**Task directions**.
Look below. Copy each line that has "type" in it.

**Supplied material**.
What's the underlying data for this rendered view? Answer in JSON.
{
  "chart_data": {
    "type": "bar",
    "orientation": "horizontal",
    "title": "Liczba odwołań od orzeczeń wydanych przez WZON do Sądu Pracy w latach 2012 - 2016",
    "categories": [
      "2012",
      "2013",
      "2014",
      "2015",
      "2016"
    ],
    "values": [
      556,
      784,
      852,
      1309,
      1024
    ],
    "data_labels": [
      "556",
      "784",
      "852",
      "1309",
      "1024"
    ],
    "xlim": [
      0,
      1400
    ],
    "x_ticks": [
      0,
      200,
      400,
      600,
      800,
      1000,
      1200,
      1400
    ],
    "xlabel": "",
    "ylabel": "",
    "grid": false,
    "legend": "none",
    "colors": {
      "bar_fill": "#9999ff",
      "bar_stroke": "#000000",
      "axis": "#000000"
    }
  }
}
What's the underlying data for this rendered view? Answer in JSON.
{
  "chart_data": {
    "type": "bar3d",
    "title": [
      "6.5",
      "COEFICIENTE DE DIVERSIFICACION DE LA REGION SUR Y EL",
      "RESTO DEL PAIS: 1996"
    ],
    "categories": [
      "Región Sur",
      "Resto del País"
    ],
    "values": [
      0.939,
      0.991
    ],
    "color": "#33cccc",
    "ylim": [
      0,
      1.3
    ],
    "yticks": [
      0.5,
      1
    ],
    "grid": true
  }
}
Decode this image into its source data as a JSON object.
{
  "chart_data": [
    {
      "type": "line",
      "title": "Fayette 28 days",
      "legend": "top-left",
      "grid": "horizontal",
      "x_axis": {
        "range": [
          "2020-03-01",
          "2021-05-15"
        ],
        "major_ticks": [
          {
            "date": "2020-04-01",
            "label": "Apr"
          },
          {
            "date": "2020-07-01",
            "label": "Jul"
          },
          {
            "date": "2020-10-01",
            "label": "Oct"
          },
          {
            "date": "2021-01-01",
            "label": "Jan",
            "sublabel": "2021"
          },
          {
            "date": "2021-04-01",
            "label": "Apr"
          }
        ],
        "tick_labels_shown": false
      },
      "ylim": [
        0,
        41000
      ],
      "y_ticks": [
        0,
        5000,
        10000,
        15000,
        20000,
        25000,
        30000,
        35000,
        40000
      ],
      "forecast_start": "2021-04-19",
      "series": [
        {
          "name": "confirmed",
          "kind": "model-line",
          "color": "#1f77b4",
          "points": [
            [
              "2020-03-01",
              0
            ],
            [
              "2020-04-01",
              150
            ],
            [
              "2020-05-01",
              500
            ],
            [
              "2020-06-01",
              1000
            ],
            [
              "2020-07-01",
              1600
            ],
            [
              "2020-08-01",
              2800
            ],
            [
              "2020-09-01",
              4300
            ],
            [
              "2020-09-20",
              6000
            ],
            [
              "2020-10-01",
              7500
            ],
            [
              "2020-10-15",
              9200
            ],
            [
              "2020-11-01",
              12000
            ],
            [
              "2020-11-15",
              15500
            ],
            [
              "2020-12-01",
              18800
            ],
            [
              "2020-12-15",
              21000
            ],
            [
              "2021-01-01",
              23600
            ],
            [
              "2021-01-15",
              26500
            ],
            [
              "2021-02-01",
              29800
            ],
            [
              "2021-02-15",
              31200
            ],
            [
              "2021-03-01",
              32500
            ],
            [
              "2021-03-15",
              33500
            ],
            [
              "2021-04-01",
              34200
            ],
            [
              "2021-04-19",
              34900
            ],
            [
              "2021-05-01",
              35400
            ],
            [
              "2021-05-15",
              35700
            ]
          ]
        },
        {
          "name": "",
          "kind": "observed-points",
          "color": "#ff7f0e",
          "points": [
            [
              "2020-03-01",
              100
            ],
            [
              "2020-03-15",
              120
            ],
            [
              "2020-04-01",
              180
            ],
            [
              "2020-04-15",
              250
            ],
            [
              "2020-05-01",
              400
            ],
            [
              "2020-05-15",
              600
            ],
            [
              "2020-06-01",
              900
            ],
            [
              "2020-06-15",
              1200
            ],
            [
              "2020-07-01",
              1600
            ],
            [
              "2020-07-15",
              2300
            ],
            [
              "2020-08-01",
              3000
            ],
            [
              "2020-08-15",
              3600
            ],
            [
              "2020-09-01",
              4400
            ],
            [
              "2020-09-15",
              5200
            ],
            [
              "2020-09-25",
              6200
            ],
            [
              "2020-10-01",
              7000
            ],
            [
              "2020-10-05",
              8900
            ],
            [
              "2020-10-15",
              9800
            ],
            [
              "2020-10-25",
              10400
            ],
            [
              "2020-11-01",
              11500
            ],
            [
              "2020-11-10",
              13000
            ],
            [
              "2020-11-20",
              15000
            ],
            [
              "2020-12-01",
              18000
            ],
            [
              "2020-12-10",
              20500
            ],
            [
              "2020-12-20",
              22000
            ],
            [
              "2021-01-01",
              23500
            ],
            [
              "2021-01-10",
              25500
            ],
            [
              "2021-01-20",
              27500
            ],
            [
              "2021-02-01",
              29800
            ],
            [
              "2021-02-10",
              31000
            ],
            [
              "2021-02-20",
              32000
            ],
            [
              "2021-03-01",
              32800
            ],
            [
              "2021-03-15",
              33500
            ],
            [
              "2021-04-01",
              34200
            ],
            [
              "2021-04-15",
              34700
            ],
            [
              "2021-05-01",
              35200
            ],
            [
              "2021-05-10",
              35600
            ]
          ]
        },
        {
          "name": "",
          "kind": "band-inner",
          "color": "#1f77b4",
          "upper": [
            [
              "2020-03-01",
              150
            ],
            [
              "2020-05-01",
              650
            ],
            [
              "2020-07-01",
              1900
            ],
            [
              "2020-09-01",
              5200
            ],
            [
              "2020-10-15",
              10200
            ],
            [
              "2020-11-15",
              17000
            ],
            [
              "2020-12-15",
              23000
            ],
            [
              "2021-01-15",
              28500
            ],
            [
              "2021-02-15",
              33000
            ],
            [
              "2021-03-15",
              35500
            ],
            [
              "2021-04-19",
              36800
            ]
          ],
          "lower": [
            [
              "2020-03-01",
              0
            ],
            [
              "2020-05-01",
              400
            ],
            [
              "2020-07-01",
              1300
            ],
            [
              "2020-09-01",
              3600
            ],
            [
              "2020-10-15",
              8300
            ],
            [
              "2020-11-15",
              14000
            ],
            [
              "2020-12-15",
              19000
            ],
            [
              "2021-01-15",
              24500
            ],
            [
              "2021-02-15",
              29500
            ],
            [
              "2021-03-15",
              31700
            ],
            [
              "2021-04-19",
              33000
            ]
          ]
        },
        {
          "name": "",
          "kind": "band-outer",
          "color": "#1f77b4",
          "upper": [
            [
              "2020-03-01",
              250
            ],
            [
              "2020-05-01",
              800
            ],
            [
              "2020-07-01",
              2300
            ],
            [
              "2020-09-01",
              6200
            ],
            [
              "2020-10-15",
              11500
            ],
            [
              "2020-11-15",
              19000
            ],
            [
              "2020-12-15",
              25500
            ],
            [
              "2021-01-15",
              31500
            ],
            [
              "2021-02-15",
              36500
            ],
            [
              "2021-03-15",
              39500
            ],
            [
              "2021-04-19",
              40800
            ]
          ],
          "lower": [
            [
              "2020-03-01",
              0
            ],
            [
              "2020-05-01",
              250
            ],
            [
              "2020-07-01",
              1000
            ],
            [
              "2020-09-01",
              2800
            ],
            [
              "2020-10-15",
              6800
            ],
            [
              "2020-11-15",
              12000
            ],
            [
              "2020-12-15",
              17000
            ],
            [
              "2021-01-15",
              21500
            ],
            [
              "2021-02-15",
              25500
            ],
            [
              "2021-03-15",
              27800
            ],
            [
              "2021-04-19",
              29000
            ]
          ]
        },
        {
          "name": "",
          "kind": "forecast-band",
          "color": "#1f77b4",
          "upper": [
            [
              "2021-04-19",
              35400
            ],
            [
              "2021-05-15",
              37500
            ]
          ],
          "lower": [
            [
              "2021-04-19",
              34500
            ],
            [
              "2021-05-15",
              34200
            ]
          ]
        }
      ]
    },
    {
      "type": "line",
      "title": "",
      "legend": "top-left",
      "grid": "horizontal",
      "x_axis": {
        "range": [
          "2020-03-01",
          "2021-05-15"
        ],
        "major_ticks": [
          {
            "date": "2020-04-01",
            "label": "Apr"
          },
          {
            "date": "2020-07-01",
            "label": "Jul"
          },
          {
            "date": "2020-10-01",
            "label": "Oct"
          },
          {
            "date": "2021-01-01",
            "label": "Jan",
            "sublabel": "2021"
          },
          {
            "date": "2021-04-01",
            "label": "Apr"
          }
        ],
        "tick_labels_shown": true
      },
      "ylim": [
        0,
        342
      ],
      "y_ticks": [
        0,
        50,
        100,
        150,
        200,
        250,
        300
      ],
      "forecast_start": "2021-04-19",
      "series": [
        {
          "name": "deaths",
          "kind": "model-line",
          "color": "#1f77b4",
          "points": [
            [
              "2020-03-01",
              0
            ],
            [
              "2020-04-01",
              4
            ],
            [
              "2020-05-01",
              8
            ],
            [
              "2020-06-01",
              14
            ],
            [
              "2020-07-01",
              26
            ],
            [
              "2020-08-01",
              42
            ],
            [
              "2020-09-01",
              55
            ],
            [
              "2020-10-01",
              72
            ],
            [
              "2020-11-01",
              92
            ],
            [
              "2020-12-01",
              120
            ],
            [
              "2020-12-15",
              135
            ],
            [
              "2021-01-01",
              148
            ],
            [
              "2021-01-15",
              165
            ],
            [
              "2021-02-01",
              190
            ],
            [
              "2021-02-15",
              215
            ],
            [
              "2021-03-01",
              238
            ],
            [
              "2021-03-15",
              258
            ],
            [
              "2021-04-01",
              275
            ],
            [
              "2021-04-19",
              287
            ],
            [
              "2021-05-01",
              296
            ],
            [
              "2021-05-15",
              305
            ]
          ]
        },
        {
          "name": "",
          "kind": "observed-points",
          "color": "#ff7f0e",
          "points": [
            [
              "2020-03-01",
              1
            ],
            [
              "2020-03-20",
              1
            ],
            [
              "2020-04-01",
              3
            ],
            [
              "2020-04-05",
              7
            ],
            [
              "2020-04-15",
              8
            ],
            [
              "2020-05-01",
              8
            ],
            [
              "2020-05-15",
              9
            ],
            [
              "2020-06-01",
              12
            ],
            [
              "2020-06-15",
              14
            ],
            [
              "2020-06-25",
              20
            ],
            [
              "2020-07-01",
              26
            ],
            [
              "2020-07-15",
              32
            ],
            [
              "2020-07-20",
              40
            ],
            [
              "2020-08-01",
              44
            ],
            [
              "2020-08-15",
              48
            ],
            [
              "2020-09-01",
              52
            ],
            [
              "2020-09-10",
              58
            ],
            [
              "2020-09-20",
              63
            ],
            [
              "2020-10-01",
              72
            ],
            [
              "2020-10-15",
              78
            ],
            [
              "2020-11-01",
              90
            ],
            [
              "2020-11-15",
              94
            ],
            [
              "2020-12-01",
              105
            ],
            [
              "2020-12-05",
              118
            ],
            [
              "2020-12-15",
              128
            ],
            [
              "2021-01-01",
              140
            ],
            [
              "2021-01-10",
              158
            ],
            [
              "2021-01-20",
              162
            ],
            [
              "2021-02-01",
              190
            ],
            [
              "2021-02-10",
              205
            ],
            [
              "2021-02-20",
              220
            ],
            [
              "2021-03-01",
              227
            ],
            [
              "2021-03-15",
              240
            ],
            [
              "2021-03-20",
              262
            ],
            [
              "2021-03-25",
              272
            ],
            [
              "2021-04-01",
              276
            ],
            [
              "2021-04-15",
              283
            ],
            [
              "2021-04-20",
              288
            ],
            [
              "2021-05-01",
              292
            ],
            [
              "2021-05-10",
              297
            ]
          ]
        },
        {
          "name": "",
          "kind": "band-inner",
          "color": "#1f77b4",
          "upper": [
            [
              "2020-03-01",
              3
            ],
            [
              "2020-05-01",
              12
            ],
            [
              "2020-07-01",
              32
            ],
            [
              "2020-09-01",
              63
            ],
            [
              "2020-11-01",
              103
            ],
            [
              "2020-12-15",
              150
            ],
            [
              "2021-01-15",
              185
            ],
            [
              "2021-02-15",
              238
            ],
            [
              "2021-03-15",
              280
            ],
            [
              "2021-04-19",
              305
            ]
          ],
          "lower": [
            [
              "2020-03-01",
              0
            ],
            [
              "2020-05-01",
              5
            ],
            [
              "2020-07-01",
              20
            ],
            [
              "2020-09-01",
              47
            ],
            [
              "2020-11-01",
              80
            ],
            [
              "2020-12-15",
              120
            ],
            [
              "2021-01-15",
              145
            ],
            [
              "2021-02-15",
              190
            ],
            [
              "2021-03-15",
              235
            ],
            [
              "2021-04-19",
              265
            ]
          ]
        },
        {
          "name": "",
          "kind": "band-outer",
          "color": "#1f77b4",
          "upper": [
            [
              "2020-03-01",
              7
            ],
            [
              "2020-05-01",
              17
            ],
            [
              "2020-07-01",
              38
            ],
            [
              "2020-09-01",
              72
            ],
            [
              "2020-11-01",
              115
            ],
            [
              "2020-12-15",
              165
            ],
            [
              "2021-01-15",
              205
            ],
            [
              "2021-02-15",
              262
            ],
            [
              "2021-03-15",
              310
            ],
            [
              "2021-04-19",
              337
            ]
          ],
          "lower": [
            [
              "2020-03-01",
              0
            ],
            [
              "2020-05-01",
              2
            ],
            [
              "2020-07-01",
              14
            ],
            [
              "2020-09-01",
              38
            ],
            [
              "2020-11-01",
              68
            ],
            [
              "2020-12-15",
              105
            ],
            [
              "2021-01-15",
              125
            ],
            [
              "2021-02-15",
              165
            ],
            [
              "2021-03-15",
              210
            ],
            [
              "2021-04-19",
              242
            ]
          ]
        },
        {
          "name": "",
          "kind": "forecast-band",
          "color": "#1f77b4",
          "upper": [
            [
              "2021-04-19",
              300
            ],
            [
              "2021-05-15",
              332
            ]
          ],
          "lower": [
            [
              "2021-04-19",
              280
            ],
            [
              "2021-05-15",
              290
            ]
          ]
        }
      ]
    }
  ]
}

**Solved problem**.
    "type": "bar",
    "type": "bar3d",
      "type": "line",
      "type": "line",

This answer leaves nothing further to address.